Dataset items
## BEGIN
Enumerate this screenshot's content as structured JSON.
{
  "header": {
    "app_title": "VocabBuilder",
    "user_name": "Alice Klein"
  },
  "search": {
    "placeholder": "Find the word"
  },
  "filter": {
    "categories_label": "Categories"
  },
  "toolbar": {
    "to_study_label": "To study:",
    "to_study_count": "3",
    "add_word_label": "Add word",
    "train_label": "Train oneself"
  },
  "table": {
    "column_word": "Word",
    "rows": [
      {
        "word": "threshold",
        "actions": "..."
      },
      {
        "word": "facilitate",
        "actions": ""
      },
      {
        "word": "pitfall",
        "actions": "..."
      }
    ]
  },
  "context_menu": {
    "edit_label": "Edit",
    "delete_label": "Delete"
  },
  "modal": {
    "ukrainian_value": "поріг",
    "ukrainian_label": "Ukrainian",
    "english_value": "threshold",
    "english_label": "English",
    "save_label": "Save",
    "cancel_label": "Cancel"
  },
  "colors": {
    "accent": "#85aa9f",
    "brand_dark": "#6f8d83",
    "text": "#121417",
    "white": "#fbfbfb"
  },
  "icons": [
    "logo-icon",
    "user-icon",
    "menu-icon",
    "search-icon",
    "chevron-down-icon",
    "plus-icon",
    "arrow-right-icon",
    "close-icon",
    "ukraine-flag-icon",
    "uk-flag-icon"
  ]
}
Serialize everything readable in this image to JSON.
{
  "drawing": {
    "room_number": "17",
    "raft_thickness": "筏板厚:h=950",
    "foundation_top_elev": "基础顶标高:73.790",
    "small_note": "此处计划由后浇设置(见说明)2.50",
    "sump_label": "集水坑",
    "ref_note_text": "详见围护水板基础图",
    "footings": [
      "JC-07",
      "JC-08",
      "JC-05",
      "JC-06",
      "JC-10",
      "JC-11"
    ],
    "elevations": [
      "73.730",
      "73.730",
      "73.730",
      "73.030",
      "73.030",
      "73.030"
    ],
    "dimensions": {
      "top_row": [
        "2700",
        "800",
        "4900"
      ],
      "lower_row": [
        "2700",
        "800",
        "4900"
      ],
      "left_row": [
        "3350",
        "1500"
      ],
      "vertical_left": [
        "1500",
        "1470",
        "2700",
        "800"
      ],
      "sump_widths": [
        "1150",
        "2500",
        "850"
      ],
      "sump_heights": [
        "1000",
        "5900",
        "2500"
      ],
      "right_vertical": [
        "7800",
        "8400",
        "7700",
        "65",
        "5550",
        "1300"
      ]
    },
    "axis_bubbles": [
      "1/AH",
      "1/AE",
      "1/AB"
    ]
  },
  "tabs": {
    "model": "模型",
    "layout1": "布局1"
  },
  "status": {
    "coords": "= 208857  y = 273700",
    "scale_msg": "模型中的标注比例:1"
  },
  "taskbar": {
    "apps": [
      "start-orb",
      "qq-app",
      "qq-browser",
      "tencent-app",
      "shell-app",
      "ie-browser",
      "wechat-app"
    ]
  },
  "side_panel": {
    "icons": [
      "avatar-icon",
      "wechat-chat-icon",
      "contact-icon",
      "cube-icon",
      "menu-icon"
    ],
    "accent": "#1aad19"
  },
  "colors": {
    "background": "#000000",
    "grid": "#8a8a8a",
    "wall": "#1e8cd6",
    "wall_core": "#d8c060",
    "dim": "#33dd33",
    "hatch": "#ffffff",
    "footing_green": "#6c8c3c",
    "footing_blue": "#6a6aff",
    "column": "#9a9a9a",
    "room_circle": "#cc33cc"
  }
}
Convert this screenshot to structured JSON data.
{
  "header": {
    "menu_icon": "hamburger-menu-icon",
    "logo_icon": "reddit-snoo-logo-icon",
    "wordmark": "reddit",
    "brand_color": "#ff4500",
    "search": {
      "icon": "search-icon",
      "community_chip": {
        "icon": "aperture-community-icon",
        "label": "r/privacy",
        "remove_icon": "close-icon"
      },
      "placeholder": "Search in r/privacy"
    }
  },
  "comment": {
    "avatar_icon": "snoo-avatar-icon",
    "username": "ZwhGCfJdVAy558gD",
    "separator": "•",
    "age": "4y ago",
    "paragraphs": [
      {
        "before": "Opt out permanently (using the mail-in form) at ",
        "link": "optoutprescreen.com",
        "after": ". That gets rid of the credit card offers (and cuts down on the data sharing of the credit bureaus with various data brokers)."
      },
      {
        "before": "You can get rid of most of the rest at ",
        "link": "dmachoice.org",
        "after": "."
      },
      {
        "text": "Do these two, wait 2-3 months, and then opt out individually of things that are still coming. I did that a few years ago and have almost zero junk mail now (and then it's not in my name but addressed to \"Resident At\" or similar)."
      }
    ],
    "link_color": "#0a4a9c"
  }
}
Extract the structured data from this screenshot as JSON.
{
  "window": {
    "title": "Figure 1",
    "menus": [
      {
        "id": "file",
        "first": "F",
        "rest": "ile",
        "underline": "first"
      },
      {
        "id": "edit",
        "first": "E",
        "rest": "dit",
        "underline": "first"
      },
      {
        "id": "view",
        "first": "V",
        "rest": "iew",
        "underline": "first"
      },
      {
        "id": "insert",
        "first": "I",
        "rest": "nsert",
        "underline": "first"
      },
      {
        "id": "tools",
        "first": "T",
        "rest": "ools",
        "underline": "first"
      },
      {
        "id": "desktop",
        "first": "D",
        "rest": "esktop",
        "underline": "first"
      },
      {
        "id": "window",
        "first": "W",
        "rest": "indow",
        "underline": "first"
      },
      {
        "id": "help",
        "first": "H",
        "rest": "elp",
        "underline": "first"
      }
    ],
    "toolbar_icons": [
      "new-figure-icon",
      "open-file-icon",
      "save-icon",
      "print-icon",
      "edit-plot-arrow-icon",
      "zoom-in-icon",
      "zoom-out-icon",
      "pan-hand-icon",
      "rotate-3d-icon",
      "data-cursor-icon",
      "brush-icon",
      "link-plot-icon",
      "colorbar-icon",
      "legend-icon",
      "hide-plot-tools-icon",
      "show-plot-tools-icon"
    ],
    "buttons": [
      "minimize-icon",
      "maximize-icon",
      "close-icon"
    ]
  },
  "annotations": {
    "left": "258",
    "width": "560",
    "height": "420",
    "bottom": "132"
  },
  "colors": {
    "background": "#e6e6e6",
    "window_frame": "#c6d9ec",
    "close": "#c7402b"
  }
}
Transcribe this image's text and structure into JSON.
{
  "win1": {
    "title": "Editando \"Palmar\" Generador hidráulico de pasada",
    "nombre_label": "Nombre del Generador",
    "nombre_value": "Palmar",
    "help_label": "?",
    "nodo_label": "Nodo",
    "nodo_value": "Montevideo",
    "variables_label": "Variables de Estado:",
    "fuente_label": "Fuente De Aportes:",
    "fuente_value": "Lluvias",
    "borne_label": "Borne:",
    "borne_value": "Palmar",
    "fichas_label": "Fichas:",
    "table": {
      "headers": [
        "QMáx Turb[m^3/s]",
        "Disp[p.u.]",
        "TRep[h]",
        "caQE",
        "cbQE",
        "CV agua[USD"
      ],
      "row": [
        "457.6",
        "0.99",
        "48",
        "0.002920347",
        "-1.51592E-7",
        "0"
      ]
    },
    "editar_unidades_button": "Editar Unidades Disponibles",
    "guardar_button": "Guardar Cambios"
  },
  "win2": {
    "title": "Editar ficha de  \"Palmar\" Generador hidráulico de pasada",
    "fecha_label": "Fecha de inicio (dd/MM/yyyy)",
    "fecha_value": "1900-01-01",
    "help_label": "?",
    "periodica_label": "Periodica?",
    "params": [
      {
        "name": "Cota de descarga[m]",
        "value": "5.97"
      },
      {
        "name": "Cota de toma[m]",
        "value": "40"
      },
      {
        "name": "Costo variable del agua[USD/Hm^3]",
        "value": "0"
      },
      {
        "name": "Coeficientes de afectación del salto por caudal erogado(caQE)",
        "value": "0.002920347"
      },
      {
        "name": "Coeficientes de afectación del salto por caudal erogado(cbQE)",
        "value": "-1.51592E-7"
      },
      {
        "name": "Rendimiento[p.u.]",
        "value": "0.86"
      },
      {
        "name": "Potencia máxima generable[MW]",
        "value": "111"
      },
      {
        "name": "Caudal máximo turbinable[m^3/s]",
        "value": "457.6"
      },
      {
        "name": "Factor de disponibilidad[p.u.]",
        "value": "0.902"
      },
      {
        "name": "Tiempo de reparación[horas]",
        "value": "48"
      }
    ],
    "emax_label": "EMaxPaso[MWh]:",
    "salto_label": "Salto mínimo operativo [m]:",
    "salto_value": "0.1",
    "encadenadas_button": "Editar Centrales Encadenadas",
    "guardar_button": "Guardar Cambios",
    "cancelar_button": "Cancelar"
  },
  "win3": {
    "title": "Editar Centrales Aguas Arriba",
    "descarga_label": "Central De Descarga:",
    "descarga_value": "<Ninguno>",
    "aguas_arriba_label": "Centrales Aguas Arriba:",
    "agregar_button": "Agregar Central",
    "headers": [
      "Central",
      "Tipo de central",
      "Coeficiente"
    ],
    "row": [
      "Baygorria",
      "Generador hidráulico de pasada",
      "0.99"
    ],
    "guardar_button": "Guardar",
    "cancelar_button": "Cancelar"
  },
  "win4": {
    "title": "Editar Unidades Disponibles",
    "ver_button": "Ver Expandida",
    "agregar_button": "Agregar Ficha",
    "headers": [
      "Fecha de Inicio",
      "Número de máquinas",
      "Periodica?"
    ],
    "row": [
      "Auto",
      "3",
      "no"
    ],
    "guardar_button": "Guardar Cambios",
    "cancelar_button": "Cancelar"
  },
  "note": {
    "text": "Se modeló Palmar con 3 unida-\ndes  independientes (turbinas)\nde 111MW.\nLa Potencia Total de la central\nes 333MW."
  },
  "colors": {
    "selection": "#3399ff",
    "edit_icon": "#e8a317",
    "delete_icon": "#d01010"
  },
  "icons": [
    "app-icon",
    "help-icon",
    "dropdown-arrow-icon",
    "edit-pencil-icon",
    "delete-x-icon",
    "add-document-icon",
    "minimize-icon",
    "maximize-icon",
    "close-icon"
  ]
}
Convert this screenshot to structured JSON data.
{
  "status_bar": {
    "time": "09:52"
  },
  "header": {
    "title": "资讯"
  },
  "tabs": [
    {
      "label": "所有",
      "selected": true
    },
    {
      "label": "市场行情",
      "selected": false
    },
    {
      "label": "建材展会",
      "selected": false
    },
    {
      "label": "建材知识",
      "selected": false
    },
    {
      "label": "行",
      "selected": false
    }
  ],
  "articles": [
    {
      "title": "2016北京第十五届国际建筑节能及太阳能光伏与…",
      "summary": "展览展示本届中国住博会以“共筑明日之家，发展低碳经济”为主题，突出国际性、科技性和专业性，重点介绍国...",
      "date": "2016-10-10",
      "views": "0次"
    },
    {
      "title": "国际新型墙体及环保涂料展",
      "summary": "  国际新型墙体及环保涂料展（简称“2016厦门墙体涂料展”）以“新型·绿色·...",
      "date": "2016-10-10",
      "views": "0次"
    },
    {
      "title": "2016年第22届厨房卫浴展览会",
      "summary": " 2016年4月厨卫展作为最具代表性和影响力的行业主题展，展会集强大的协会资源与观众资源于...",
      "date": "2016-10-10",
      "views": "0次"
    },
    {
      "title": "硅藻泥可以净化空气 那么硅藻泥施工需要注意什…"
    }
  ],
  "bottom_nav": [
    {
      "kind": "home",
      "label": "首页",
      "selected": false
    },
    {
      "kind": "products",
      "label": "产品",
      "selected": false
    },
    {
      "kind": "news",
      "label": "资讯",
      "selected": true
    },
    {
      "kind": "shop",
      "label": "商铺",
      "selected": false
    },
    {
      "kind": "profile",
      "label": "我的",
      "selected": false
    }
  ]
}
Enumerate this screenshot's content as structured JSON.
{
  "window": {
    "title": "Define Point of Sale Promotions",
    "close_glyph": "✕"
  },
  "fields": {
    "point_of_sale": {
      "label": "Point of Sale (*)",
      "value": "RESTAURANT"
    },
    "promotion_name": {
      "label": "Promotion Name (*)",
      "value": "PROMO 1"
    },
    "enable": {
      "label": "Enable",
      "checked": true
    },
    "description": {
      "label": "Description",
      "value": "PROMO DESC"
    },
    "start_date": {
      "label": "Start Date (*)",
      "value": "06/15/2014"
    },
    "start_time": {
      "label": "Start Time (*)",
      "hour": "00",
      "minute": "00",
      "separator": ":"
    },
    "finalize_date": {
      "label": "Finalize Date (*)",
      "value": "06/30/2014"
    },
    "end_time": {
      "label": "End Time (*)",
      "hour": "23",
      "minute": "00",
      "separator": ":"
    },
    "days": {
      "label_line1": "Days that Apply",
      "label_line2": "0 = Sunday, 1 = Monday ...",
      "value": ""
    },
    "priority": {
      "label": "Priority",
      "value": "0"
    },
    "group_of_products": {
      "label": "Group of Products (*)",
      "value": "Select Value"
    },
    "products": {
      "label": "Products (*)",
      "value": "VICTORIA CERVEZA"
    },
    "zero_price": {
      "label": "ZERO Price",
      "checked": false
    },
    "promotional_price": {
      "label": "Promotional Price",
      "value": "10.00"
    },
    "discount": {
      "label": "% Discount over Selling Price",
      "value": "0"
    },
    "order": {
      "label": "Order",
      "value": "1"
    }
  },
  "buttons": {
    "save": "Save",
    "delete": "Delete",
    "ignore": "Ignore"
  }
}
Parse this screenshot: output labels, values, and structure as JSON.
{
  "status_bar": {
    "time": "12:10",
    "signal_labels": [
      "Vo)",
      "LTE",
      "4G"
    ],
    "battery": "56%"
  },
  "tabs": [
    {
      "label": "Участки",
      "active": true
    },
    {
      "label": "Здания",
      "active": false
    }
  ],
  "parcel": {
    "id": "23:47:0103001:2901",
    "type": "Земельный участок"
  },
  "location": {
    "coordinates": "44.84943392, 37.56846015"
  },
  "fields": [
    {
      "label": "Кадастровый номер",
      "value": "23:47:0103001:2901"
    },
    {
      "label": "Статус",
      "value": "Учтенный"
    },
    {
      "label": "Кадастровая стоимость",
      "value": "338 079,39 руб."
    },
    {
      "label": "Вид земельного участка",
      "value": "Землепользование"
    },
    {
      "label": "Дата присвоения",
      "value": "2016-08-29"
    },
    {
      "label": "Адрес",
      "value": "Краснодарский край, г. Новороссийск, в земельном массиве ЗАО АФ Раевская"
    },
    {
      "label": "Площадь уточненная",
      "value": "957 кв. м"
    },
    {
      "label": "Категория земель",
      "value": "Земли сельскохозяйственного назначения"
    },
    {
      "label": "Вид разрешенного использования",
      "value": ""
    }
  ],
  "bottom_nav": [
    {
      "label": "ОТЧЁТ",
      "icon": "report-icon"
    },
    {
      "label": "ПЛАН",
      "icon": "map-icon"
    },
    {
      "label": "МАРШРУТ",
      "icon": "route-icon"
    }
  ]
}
## END
(Request) Extract every line of the records above that contains the word "threshold".

(Output below)
        "word": "threshold",
    "english_value": "threshold",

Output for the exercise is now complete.